__What you will do__:
Return the entries verbatim and drop every picture.

__Given records__:
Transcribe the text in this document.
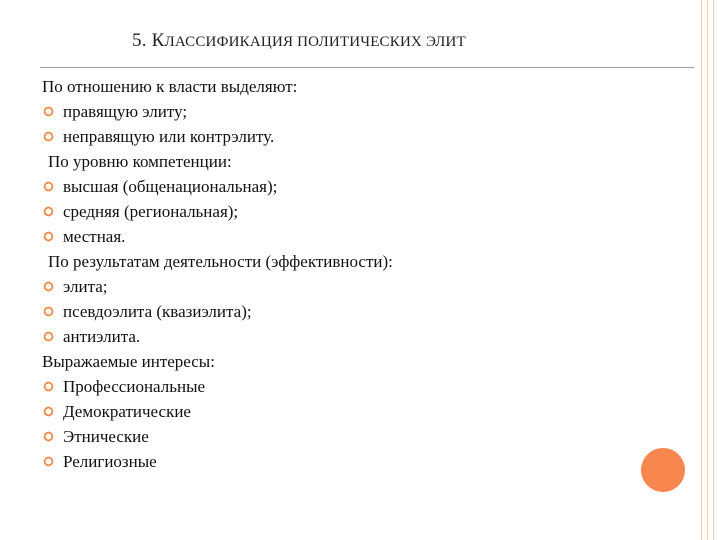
5. КЛАССИФИКАЦИЯ ПОЛИТИЧЕСКИХ ЭЛИТ
По отношению к власти выделяют:
правящую элиту;
неправящую или контрэлиту.
По уровню компетенции:
высшая (общенациональная);
средняя (региональная);
местная.
По результатам деятельности (эффективности):
элита;
псевдоэлита (квазиэлита);
антиэлита.
Выражаемые интересы:
Профессиональные
Демократические
Этнические
Религиозные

__Finished exercise__:
Transcribe the text in this document.
5. КЛАССИФИКАЦИЯ ПОЛИТИЧЕСКИХ ЭЛИТ
По отношению к власти выделяют:
правящую элиту;
неправящую или контрэлиту.
По уровню компетенции:
высшая (общенациональная);
средняя (региональная);
местная.
По результатам деятельности (эффективности):
элита;
псевдоэлита (квазиэлита);
антиэлита.
Выражаемые интересы:
Профессиональные
Демократические
Этнические
Религиозные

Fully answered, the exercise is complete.